EXERCISE INPUTS:
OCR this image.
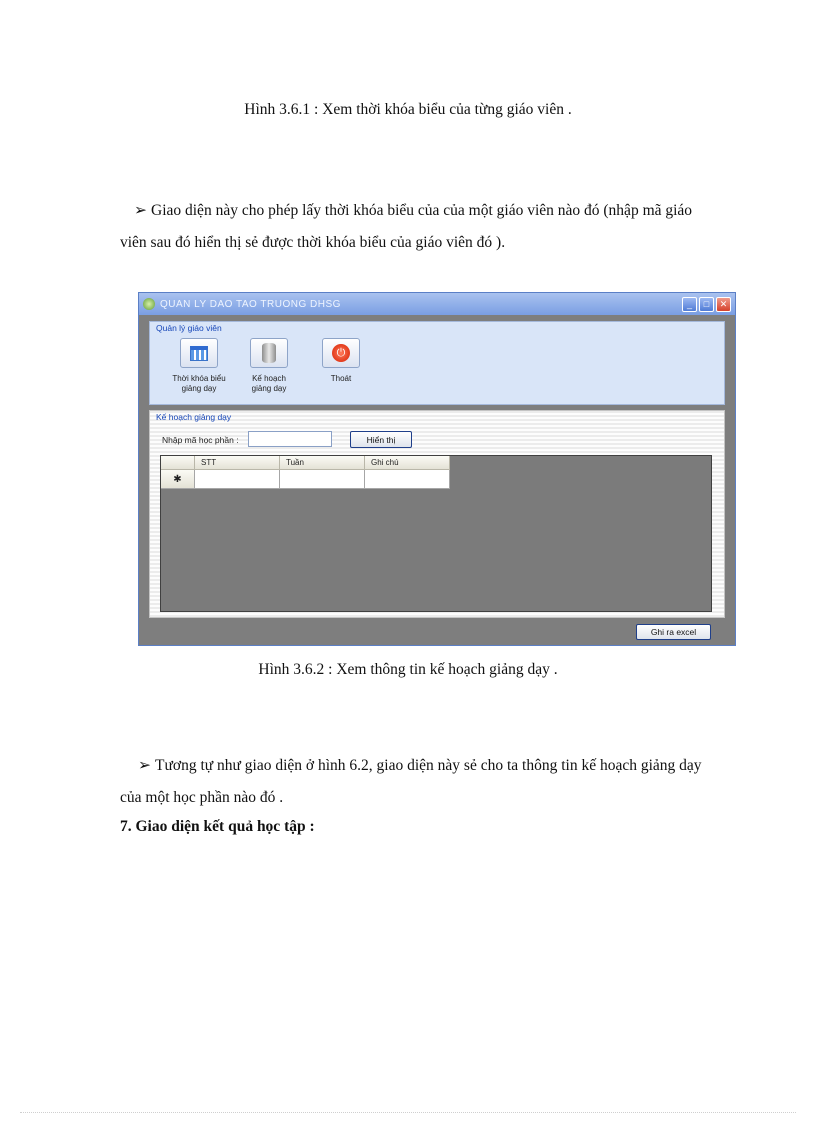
Hình 3.6.1 : Xem thời khóa biểu của từng giáo viên .
➢ Giao diện này cho phép lấy thời khóa biểu của của một giáo viên nào đó (nhập mã giáo
viên sau đó hiển thị sẻ được thời khóa biểu của giáo viên đó ).
QUAN LY DAO TAO TRUONG DHSG	_	□	✕
Quản lý giáo viên
Thời khóa biểu
giảng dạy
Kế hoạch
giảng dạy
⏻
Thoát
Kế hoạch giảng dạy
Nhập mã học phần :	Hiển thị
STT	Tuần	Ghi chú
✱
Ghi ra excel
Hình 3.6.2 : Xem thông tin kế hoạch giảng dạy .
➢ Tương tự như giao diện ở hình 6.2, giao diện này sẻ cho ta thông tin kế hoạch giảng dạy
của một học phần nào đó .
7. Giao diện kết quả học tập :
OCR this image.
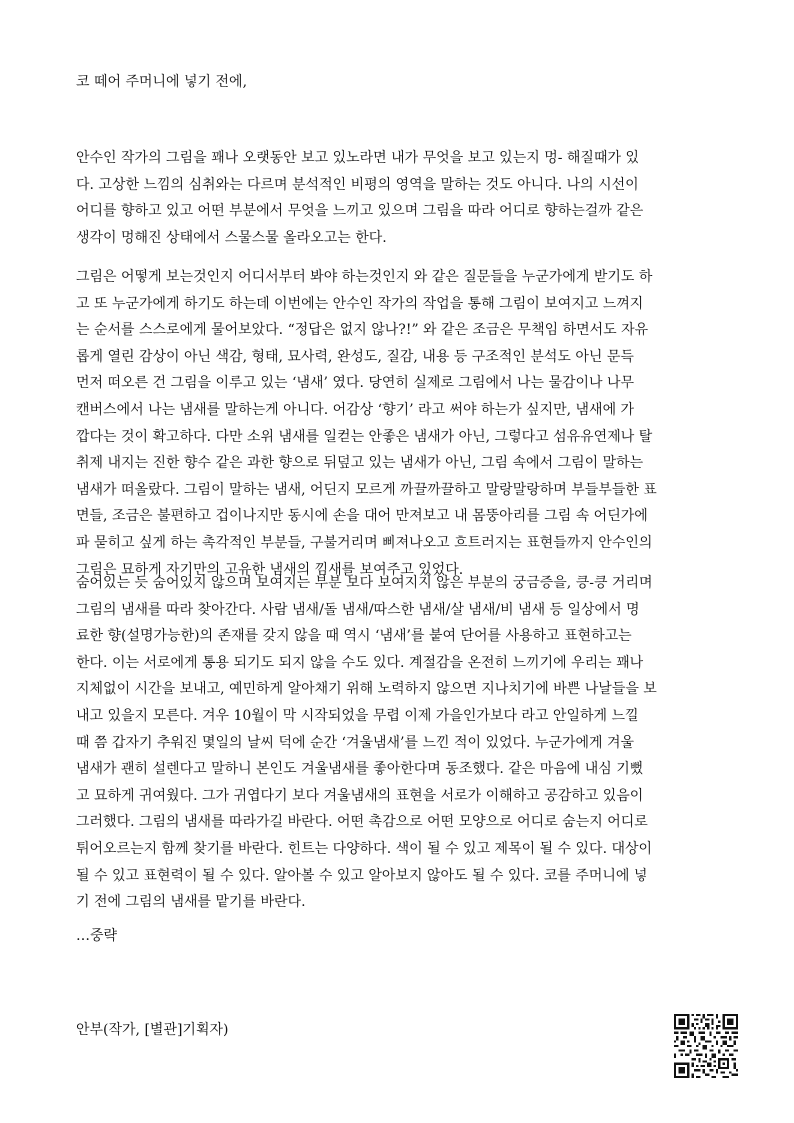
코 떼어 주머니에 넣기 전에,
안수인 작가의 그림을 꽤나 오랫동안 보고 있노라면 내가 무엇을 보고 있는지 멍- 해질때가 있
다. 고상한 느낌의 심취와는 다르며 분석적인 비평의 영역을 말하는 것도 아니다. 나의 시선이
어디를 향하고 있고 어떤 부분에서 무엇을 느끼고 있으며 그림을 따라 어디로 향하는걸까 같은
생각이 멍해진 상태에서 스물스물 올라오고는 한다.
그림은 어떻게 보는것인지 어디서부터 봐야 하는것인지 와 같은 질문들을 누군가에게 받기도 하
고 또 누군가에게 하기도 하는데 이번에는 안수인 작가의 작업을 통해 그림이 보여지고 느껴지
는 순서를 스스로에게 물어보았다. “정답은 없지 않나?!” 와 같은 조금은 무책임 하면서도 자유
롭게 열린 감상이 아닌 색감, 형태, 묘사력, 완성도, 질감, 내용 등 구조적인 분석도 아닌 문득
먼저 떠오른 건 그림을 이루고 있는 ‘냄새’ 였다. 당연히 실제로 그림에서 나는 물감이나 나무
캔버스에서 나는 냄새를 말하는게 아니다. 어감상 ‘향기’ 라고 써야 하는가 싶지만, 냄새에 가
깝다는 것이 확고하다. 다만 소위 냄새를 일컫는 안좋은 냄새가 아닌, 그렇다고 섬유유연제나 탈
취제 내지는 진한 향수 같은 과한 향으로 뒤덮고 있는 냄새가 아닌, 그림 속에서 그림이 말하는
냄새가 떠올랐다. 그림이 말하는 냄새, 어딘지 모르게 까끌까끌하고 말랑말랑하며 부들부들한 표
면들, 조금은 불편하고 겁이나지만 동시에 손을 대어 만져보고 내 몸뚱아리를 그림 속 어딘가에
파 묻히고 싶게 하는 촉각적인 부분들, 구불거리며 삐져나오고 흐트러지는 표현들까지 안수인의
그림은 묘하게 자기만의 고유한 냄새의 낌새를 보여주고 있었다.
숨어있는 듯 숨어있지 않으며 보여지는 부분 보다 보여지지 않은 부분의 궁금증을, 킁-킁 거리며
그림의 냄새를 따라 찾아간다. 사람 냄새/돌 냄새/따스한 냄새/살 냄새/비 냄새 등 일상에서 명
료한 향(설명가능한)의 존재를 갖지 않을 때 역시 ‘냄새’를 붙여 단어를 사용하고 표현하고는
한다. 이는 서로에게 통용 되기도 되지 않을 수도 있다. 계절감을 온전히 느끼기에 우리는 꽤나
지체없이 시간을 보내고, 예민하게 알아채기 위해 노력하지 않으면 지나치기에 바쁜 나날들을 보
내고 있을지 모른다. 겨우 10월이 막 시작되었을 무렵 이제 가을인가보다 라고 안일하게 느낄
때 쯤 갑자기 추워진 몇일의 날씨 덕에 순간 ‘겨울냄새’를 느낀 적이 있었다. 누군가에게 겨울
냄새가 괜히 설렌다고 말하니 본인도 겨울냄새를 좋아한다며 동조했다. 같은 마음에 내심 기뻤
고 묘하게 귀여웠다. 그가 귀엽다기 보다 겨울냄새의 표현을 서로가 이해하고 공감하고 있음이
그러했다. 그림의 냄새를 따라가길 바란다. 어떤 촉감으로 어떤 모양으로 어디로 숨는지 어디로
튀어오르는지 함께 찾기를 바란다. 힌트는 다양하다. 색이 될 수 있고 제목이 될 수 있다. 대상이
될 수 있고 표현력이 될 수 있다. 알아볼 수 있고 알아보지 않아도 될 수 있다. 코를 주머니에 넣
기 전에 그림의 냄새를 맡기를 바란다.
…중략
안부(작가, [별관]기획자)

WORK INSTRUCTIONS:
Read the data above. Pull out each line in which the string "khóa" appears.

RESULT FOR THIS EXERCISE:
Hình 3.6.1 : Xem thời khóa biểu của từng giáo viên .
➢ Giao diện này cho phép lấy thời khóa biểu của của một giáo viên nào đó (nhập mã giáo
viên sau đó hiển thị sẻ được thời khóa biểu của giáo viên đó ).
Thời khóa biểu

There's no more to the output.